**** Data to use

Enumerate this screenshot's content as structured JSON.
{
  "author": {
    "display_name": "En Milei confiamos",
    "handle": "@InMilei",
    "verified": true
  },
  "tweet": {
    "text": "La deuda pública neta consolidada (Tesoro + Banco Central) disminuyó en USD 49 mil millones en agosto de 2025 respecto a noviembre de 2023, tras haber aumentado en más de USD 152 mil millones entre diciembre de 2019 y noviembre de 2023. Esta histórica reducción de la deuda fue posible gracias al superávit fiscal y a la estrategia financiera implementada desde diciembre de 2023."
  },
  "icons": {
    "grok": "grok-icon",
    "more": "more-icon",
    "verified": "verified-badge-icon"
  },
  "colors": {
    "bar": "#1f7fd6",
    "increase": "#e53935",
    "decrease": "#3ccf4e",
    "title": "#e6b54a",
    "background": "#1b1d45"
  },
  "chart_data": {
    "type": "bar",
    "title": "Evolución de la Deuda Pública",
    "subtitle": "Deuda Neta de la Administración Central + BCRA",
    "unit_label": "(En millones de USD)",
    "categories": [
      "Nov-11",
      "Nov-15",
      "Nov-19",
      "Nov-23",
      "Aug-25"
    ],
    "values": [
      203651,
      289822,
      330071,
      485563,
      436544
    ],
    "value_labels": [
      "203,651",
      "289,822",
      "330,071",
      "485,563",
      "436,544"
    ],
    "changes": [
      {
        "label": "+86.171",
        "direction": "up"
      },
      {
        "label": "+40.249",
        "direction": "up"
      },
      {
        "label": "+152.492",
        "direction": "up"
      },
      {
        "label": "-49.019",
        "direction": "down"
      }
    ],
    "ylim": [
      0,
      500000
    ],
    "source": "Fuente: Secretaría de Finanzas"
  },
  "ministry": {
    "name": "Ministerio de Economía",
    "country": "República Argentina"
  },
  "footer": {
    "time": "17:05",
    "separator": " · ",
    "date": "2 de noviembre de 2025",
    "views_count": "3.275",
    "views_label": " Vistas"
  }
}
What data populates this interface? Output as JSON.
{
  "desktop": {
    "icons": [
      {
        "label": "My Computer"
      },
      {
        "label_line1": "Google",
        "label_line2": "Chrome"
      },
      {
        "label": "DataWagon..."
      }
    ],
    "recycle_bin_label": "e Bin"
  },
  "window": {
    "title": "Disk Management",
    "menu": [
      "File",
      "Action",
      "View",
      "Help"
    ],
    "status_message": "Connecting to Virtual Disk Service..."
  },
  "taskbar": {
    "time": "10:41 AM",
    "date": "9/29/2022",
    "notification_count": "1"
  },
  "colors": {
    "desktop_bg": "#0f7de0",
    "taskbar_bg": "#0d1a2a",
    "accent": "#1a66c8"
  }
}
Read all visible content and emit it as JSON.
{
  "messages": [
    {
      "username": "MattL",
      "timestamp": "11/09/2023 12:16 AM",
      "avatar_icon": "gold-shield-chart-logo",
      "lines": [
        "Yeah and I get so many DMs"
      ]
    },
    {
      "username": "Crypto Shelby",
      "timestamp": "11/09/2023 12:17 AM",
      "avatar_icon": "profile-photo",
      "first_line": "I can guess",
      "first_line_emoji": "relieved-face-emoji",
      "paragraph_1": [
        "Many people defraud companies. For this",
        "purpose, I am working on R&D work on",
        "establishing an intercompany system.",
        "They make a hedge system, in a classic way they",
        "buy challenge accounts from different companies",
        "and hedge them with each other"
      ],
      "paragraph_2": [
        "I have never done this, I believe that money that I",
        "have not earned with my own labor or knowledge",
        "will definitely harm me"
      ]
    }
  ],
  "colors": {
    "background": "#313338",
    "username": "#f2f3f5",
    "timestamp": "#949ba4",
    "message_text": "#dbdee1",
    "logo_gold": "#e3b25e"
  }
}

********

Repeat each record exactly, leaving nothing out.

Enumerate this screenshot's content as structured JSON.
{
  "author": {
    "display_name": "En Milei confiamos",
    "handle": "@InMilei",
    "verified": true
  },
  "tweet": {
    "text": "La deuda pública neta consolidada (Tesoro + Banco Central) disminuyó en USD 49 mil millones en agosto de 2025 respecto a noviembre de 2023, tras haber aumentado en más de USD 152 mil millones entre diciembre de 2019 y noviembre de 2023. Esta histórica reducción de la deuda fue posible gracias al superávit fiscal y a la estrategia financiera implementada desde diciembre de 2023."
  },
  "icons": {
    "grok": "grok-icon",
    "more": "more-icon",
    "verified": "verified-badge-icon"
  },
  "colors": {
    "bar": "#1f7fd6",
    "increase": "#e53935",
    "decrease": "#3ccf4e",
    "title": "#e6b54a",
    "background": "#1b1d45"
  },
  "chart_data": {
    "type": "bar",
    "title": "Evolución de la Deuda Pública",
    "subtitle": "Deuda Neta de la Administración Central + BCRA",
    "unit_label": "(En millones de USD)",
    "categories": [
      "Nov-11",
      "Nov-15",
      "Nov-19",
      "Nov-23",
      "Aug-25"
    ],
    "values": [
      203651,
      289822,
      330071,
      485563,
      436544
    ],
    "value_labels": [
      "203,651",
      "289,822",
      "330,071",
      "485,563",
      "436,544"
    ],
    "changes": [
      {
        "label": "+86.171",
        "direction": "up"
      },
      {
        "label": "+40.249",
        "direction": "up"
      },
      {
        "label": "+152.492",
        "direction": "up"
      },
      {
        "label": "-49.019",
        "direction": "down"
      }
    ],
    "ylim": [
      0,
      500000
    ],
    "source": "Fuente: Secretaría de Finanzas"
  },
  "ministry": {
    "name": "Ministerio de Economía",
    "country": "República Argentina"
  },
  "footer": {
    "time": "17:05",
    "separator": " · ",
    "date": "2 de noviembre de 2025",
    "views_count": "3.275",
    "views_label": " Vistas"
  }
}
What data populates this interface? Output as JSON.
{
  "desktop": {
    "icons": [
      {
        "label": "My Computer"
      },
      {
        "label_line1": "Google",
        "label_line2": "Chrome"
      },
      {
        "label": "DataWagon..."
      }
    ],
    "recycle_bin_label": "e Bin"
  },
  "window": {
    "title": "Disk Management",
    "menu": [
      "File",
      "Action",
      "View",
      "Help"
    ],
    "status_message": "Connecting to Virtual Disk Service..."
  },
  "taskbar": {
    "time": "10:41 AM",
    "date": "9/29/2022",
    "notification_count": "1"
  },
  "colors": {
    "desktop_bg": "#0f7de0",
    "taskbar_bg": "#0d1a2a",
    "accent": "#1a66c8"
  }
}
Read all visible content and emit it as JSON.
{
  "messages": [
    {
      "username": "MattL",
      "timestamp": "11/09/2023 12:16 AM",
      "avatar_icon": "gold-shield-chart-logo",
      "lines": [
        "Yeah and I get so many DMs"
      ]
    },
    {
      "username": "Crypto Shelby",
      "timestamp": "11/09/2023 12:17 AM",
      "avatar_icon": "profile-photo",
      "first_line": "I can guess",
      "first_line_emoji": "relieved-face-emoji",
      "paragraph_1": [
        "Many people defraud companies. For this",
        "purpose, I am working on R&D work on",
        "establishing an intercompany system.",
        "They make a hedge system, in a classic way they",
        "buy challenge accounts from different companies",
        "and hedge them with each other"
      ],
      "paragraph_2": [
        "I have never done this, I believe that money that I",
        "have not earned with my own labor or knowledge",
        "will definitely harm me"
      ]
    }
  ],
  "colors": {
    "background": "#313338",
    "username": "#f2f3f5",
    "timestamp": "#949ba4",
    "message_text": "#dbdee1",
    "logo_gold": "#e3b25e"
  }
}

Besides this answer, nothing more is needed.